Dataset records:
[Begin]
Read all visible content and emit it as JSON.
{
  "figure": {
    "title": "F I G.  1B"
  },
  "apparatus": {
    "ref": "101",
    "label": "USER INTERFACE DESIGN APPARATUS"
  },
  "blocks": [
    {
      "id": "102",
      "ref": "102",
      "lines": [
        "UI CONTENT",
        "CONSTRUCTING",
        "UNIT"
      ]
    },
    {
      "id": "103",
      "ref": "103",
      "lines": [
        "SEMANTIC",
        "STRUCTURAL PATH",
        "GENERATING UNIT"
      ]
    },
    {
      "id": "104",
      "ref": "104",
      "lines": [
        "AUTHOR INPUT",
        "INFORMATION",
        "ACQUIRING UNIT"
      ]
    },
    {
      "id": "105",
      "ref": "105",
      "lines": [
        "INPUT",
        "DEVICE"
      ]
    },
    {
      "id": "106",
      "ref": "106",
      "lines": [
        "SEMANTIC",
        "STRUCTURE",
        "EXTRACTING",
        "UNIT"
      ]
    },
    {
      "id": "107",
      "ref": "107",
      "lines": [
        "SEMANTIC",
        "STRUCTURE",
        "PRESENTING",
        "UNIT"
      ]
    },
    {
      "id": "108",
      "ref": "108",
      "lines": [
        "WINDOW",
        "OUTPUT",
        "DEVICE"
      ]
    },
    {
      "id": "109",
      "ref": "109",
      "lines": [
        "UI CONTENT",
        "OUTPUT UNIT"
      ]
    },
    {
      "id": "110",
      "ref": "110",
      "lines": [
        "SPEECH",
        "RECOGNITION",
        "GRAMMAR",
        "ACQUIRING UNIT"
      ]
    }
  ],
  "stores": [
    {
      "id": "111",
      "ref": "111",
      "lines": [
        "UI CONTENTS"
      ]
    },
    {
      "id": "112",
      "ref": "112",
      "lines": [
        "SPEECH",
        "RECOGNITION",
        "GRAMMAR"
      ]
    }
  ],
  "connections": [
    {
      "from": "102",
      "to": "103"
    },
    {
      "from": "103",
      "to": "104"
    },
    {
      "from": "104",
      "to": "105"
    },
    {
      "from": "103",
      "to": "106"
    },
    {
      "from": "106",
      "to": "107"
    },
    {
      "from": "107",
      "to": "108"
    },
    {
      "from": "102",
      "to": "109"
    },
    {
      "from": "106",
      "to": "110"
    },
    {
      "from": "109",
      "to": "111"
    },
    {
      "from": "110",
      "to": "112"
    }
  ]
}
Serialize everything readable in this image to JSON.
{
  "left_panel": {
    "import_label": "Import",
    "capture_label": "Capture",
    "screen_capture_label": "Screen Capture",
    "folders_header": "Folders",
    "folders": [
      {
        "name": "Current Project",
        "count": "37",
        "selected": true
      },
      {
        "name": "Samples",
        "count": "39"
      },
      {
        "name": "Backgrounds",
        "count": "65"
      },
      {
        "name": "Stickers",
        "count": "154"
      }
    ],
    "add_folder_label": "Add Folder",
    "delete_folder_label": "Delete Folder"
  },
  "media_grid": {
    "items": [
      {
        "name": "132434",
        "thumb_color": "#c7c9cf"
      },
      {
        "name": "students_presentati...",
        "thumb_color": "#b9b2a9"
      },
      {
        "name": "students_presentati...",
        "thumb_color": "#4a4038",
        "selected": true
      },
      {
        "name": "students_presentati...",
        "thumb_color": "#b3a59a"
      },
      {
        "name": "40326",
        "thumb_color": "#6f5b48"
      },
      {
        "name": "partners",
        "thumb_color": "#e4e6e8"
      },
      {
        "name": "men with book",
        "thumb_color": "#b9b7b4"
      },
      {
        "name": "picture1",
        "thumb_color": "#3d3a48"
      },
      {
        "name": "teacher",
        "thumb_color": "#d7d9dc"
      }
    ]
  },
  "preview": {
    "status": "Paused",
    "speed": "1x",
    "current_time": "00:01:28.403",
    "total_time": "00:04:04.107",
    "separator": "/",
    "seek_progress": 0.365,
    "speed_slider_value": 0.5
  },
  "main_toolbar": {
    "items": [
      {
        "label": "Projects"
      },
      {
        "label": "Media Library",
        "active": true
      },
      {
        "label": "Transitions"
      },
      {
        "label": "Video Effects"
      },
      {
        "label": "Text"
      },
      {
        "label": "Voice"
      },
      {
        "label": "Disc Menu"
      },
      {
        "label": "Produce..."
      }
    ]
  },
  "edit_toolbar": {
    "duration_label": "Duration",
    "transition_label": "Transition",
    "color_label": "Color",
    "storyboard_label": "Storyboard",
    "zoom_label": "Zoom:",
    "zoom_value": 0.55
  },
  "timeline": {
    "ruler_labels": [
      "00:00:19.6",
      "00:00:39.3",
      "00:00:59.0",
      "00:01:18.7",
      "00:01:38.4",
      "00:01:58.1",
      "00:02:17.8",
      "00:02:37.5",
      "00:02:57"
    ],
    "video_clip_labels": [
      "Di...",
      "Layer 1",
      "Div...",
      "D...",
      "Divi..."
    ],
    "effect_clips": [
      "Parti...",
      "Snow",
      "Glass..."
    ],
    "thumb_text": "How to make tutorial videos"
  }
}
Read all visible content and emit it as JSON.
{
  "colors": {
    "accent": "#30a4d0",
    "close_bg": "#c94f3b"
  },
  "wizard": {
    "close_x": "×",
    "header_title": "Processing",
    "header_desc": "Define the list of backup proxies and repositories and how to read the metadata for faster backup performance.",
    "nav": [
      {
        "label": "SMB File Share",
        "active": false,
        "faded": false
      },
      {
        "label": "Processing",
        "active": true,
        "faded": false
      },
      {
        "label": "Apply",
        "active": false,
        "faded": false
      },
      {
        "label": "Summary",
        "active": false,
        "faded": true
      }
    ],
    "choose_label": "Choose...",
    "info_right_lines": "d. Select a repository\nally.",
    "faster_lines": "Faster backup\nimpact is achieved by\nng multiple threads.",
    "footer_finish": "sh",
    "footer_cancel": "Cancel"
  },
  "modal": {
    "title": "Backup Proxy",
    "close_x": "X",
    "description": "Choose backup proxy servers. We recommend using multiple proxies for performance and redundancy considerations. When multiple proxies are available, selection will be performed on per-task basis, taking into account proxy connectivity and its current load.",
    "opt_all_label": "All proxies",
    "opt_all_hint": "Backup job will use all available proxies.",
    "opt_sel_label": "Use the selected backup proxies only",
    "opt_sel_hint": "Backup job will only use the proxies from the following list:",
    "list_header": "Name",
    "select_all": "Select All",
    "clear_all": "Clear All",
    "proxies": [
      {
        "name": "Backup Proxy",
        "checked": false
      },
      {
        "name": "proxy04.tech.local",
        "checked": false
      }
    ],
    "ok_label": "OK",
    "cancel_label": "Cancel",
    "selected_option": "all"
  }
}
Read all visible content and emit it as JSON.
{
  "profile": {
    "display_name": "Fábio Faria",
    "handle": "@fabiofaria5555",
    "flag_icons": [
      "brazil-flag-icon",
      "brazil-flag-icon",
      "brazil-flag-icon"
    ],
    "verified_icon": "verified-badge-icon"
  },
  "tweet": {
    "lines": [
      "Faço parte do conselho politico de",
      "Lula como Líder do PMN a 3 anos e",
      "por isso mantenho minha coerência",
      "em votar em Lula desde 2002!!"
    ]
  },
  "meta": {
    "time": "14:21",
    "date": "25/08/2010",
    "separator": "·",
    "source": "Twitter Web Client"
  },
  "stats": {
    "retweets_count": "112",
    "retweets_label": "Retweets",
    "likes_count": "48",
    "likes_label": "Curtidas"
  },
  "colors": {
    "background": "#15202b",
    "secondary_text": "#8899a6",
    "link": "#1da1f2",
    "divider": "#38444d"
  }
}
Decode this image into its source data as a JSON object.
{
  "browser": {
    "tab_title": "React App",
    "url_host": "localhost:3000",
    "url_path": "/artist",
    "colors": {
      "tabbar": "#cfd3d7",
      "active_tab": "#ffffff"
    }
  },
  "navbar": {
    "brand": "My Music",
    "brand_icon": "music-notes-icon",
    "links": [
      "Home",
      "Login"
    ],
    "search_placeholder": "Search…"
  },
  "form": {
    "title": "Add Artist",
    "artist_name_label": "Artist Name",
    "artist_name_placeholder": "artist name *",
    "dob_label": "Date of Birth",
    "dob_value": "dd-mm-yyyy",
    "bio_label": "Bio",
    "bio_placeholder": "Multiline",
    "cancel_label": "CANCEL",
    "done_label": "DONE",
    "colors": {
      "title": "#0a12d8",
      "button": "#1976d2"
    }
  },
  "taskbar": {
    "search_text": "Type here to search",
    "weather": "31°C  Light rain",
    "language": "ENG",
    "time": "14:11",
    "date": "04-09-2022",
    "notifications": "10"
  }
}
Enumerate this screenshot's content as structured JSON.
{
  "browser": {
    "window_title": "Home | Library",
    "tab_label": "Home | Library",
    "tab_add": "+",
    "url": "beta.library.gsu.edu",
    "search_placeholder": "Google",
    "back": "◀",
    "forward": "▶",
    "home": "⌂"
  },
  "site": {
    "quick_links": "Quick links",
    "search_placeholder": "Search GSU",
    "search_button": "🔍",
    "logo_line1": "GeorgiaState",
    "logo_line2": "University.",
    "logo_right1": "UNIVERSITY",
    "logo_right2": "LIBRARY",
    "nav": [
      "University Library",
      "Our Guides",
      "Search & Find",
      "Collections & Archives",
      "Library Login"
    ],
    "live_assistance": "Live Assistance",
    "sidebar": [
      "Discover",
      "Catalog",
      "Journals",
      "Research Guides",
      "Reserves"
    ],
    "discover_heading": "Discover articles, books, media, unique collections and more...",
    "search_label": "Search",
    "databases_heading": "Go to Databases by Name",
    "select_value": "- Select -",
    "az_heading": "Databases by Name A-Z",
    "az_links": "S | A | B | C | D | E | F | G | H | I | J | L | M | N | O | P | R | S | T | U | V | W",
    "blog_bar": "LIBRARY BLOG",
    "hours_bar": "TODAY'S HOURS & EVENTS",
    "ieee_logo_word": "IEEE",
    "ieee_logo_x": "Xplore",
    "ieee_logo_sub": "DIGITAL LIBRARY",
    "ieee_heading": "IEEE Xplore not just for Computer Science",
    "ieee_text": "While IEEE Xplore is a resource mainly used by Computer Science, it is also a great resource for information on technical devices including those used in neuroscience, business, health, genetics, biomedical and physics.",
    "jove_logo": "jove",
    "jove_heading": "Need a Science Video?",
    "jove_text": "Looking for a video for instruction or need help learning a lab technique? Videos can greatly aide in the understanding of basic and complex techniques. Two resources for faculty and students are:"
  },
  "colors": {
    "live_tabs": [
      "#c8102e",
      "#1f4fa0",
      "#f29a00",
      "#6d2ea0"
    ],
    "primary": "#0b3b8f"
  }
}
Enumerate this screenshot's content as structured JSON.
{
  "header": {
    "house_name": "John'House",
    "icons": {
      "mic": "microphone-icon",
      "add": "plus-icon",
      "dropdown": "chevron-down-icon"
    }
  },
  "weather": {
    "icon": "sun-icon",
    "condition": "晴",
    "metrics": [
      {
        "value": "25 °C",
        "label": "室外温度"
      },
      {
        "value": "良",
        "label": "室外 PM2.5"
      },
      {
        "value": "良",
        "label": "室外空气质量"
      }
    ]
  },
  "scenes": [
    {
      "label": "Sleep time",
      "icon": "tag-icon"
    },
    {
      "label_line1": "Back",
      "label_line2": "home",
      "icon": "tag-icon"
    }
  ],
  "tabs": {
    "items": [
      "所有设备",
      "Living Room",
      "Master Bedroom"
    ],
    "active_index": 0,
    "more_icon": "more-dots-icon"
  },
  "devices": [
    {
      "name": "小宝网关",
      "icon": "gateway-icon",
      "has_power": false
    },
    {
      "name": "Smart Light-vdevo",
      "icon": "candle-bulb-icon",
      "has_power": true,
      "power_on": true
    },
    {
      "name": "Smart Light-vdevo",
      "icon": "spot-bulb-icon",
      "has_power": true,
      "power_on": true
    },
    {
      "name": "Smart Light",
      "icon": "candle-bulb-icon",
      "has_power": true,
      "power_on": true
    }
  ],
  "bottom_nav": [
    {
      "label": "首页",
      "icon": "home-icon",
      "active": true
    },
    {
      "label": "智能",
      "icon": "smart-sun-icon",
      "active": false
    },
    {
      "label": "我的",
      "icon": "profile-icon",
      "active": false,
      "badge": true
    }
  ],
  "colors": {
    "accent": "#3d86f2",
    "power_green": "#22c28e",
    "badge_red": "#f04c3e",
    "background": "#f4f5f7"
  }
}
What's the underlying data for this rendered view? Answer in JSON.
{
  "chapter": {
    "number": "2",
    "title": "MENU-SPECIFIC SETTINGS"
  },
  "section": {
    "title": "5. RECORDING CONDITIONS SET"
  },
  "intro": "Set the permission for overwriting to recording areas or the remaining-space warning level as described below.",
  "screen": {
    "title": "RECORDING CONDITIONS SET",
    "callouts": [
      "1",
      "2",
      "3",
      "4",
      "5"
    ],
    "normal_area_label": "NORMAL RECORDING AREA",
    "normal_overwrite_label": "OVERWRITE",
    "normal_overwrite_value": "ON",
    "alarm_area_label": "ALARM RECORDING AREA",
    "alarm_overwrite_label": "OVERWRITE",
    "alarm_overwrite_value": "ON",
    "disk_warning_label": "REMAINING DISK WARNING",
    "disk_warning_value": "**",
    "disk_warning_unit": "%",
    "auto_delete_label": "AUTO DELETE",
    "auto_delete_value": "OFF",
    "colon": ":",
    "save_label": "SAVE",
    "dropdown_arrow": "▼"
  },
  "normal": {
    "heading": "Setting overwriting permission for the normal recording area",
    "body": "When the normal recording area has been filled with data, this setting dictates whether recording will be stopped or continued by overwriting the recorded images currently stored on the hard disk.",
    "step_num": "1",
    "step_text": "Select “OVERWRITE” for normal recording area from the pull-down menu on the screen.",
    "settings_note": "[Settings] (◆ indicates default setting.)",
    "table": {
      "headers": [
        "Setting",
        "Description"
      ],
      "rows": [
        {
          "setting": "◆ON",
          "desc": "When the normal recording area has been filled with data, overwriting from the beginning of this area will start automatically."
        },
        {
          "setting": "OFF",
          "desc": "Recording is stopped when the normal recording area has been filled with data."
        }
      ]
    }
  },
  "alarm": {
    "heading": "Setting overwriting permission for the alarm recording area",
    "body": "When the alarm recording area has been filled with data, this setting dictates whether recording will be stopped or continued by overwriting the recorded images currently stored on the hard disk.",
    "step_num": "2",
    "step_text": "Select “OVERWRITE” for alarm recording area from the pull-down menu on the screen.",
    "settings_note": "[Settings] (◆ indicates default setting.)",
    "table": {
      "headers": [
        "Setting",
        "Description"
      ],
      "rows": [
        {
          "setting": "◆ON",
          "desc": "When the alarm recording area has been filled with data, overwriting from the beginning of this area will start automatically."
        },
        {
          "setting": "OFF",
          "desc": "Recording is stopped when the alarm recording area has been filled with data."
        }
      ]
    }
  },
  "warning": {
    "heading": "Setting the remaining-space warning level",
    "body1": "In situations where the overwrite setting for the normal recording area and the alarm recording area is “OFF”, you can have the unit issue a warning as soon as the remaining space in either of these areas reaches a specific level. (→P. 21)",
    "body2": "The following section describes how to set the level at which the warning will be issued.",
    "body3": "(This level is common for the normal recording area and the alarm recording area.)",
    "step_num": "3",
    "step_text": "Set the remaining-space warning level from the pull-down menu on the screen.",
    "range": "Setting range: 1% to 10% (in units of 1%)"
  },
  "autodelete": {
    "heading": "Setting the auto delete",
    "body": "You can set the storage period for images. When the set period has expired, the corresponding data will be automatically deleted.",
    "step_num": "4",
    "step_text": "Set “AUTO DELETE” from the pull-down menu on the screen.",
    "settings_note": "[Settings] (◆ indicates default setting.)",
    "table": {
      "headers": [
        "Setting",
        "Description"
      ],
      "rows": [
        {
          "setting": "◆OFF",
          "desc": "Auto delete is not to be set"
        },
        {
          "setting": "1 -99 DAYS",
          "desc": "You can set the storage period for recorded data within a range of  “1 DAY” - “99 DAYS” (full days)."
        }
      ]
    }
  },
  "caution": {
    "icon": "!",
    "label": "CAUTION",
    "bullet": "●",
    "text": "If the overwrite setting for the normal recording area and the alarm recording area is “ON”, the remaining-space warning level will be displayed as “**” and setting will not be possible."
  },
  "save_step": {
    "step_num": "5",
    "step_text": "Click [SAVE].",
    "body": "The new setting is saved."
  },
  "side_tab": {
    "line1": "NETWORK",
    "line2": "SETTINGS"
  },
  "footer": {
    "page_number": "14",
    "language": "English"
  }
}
[End]
■ **THE EXERCISE**
Identify lines with the string "Xplore". Copy each one.

■ **EXERCISE ANSWER**
    "ieee_logo_x": "Xplore",
    "ieee_heading": "IEEE Xplore not just for Computer Science",
    "ieee_text": "While IEEE Xplore is a resource mainly used by Computer Science, it is also a great resource for information on technical devices including those used in neuroscience, business, health, genetics, biomedical and physics.",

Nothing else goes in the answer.